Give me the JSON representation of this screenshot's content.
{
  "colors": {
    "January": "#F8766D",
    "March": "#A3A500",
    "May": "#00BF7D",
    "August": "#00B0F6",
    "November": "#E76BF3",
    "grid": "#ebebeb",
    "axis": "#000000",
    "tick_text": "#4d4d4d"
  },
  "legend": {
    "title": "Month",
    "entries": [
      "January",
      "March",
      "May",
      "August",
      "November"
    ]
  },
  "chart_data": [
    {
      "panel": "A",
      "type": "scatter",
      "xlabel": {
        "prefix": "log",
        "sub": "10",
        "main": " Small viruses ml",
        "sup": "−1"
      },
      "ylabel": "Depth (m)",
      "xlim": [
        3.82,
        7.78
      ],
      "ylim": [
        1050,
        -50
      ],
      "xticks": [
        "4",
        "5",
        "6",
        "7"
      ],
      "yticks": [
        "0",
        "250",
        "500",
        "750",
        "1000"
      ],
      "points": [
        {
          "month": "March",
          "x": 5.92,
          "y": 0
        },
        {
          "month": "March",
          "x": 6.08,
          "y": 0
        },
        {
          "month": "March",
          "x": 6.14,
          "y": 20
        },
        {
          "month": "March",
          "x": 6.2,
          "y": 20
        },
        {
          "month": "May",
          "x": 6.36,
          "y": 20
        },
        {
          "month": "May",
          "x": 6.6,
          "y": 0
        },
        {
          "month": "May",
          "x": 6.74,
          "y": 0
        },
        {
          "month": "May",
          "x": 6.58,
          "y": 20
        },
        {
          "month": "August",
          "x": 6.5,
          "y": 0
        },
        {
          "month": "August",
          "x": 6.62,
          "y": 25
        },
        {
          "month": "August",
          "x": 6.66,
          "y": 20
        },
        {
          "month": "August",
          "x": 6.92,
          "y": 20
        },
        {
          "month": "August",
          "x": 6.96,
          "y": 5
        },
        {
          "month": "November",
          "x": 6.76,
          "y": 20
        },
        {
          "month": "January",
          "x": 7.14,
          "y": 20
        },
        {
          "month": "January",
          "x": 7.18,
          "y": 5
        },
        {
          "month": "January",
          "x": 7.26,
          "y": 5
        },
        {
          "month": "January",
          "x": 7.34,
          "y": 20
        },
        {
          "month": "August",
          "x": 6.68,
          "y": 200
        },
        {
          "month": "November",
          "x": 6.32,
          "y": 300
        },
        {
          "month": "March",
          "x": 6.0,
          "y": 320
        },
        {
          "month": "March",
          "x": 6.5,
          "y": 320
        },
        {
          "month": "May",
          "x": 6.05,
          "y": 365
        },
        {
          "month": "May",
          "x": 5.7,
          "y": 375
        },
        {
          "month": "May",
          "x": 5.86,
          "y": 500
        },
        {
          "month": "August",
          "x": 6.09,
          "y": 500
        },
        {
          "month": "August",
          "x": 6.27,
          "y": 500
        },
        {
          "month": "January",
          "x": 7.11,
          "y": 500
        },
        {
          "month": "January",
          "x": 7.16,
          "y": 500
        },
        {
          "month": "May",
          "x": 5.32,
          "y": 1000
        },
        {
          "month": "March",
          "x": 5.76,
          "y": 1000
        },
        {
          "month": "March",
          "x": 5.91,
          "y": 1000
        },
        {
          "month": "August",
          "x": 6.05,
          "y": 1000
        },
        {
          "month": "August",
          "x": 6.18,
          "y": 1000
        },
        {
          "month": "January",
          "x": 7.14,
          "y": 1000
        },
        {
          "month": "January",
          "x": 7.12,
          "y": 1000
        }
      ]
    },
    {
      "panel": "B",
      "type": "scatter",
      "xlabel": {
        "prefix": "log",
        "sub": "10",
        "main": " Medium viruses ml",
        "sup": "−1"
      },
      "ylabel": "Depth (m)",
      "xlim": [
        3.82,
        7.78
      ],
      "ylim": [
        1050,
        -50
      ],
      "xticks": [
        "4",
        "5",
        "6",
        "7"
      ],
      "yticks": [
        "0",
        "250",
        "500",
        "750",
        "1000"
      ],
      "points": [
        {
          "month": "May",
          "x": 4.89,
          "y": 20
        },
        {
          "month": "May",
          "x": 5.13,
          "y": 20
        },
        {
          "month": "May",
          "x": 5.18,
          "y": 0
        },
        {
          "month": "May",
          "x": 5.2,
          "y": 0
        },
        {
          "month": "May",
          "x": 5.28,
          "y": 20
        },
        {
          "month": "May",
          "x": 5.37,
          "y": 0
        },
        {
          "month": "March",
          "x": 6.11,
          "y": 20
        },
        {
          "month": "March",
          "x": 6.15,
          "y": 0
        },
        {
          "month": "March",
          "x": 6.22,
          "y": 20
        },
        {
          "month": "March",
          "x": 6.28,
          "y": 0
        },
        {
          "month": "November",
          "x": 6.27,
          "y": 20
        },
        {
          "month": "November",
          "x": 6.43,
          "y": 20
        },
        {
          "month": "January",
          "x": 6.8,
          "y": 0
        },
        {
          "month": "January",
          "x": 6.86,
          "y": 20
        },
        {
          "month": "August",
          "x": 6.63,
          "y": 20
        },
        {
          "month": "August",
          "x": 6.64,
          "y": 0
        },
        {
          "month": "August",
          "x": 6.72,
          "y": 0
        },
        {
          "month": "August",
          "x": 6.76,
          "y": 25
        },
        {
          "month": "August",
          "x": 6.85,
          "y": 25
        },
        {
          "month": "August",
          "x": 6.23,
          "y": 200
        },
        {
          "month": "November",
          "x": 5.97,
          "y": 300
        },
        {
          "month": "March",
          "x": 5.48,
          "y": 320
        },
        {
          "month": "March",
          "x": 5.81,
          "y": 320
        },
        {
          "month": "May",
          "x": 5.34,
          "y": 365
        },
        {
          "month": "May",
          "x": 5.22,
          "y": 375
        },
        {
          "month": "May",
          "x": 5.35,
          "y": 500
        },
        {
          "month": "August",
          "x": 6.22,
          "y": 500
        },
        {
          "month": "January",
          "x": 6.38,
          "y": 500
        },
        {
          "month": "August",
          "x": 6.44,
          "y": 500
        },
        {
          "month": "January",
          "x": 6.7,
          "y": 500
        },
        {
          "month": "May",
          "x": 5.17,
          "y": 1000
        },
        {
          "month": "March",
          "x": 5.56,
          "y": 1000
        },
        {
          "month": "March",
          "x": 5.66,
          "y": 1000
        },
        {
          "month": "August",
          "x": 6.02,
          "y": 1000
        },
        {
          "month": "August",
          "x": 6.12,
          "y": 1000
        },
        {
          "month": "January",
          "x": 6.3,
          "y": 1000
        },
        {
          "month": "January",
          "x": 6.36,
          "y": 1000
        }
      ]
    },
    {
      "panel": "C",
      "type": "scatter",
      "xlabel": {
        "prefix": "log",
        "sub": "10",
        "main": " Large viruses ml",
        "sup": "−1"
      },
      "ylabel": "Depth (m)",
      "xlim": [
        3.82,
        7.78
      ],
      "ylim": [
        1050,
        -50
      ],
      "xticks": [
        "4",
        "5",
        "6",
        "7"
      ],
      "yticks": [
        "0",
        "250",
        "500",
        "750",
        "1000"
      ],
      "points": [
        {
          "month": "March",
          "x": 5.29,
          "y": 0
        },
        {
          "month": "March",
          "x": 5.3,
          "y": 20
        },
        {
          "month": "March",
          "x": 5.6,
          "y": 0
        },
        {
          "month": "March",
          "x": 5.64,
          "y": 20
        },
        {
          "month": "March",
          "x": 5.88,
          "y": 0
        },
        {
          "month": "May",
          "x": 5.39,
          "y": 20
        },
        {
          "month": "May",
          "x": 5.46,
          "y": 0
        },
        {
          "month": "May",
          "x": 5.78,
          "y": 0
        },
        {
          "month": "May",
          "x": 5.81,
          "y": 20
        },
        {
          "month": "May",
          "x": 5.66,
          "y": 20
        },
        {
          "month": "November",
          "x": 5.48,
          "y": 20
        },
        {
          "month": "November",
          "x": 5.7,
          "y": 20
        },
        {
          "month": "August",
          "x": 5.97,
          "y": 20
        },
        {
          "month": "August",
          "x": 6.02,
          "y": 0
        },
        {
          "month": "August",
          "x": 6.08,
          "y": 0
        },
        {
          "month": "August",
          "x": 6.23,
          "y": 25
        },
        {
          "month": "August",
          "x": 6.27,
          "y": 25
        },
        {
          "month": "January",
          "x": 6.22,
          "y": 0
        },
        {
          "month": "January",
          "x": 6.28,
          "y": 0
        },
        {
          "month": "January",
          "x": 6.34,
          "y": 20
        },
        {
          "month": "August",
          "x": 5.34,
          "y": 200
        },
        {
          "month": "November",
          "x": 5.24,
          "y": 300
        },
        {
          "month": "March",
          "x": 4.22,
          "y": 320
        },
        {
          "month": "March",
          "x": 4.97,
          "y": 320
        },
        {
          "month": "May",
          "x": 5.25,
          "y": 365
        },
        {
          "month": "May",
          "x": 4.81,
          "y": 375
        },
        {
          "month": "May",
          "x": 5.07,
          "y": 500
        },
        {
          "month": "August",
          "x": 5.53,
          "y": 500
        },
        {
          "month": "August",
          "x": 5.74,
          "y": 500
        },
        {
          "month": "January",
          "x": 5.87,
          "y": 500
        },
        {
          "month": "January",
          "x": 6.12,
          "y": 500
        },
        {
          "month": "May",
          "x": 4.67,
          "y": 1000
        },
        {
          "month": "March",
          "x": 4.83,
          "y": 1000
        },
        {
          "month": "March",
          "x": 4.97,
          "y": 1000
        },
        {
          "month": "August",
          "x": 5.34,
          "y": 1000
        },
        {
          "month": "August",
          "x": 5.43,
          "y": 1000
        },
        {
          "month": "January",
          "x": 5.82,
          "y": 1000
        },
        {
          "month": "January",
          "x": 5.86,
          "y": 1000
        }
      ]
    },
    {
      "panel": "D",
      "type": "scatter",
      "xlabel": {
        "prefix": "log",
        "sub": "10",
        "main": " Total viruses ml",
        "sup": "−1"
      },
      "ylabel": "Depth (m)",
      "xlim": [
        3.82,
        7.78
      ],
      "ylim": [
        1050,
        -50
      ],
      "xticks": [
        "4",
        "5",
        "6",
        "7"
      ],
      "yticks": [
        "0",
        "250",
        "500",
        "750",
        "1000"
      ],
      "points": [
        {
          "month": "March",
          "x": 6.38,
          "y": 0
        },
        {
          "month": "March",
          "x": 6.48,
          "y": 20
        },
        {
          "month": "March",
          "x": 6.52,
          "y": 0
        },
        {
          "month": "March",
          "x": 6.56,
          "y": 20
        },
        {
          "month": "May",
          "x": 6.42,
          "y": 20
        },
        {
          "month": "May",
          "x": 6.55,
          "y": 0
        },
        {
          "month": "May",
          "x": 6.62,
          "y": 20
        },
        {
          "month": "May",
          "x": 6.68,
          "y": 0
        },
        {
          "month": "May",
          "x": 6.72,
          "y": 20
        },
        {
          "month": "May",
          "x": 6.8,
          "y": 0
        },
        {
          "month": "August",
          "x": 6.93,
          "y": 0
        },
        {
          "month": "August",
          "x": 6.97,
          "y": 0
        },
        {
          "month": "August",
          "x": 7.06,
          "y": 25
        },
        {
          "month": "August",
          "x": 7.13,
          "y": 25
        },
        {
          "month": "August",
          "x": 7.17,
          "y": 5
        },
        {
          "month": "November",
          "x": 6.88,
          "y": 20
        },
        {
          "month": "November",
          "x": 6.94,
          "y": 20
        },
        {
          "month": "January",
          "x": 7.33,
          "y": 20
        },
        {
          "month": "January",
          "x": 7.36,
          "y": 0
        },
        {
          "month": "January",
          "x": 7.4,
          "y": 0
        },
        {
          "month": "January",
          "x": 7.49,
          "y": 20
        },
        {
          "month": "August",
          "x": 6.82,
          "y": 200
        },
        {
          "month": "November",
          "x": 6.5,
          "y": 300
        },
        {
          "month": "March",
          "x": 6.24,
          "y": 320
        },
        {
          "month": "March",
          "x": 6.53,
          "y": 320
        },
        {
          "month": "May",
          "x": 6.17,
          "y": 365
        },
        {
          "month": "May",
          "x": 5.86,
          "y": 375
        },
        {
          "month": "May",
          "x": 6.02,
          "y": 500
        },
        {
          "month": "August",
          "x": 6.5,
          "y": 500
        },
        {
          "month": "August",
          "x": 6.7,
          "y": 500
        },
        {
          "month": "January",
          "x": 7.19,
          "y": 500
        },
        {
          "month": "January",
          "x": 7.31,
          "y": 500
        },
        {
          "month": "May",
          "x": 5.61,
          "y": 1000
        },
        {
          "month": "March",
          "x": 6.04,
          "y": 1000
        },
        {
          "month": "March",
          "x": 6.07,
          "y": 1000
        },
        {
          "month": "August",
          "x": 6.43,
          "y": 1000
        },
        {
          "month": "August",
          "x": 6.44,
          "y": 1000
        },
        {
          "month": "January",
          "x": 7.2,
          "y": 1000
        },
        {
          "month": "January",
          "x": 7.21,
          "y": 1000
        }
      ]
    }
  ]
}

:::::

▶ _THE PROBLEM_: Tally the lines of the records holding the word "main", then give only the resulting number.

▶ _ANSWER FOR THE TASK_: 4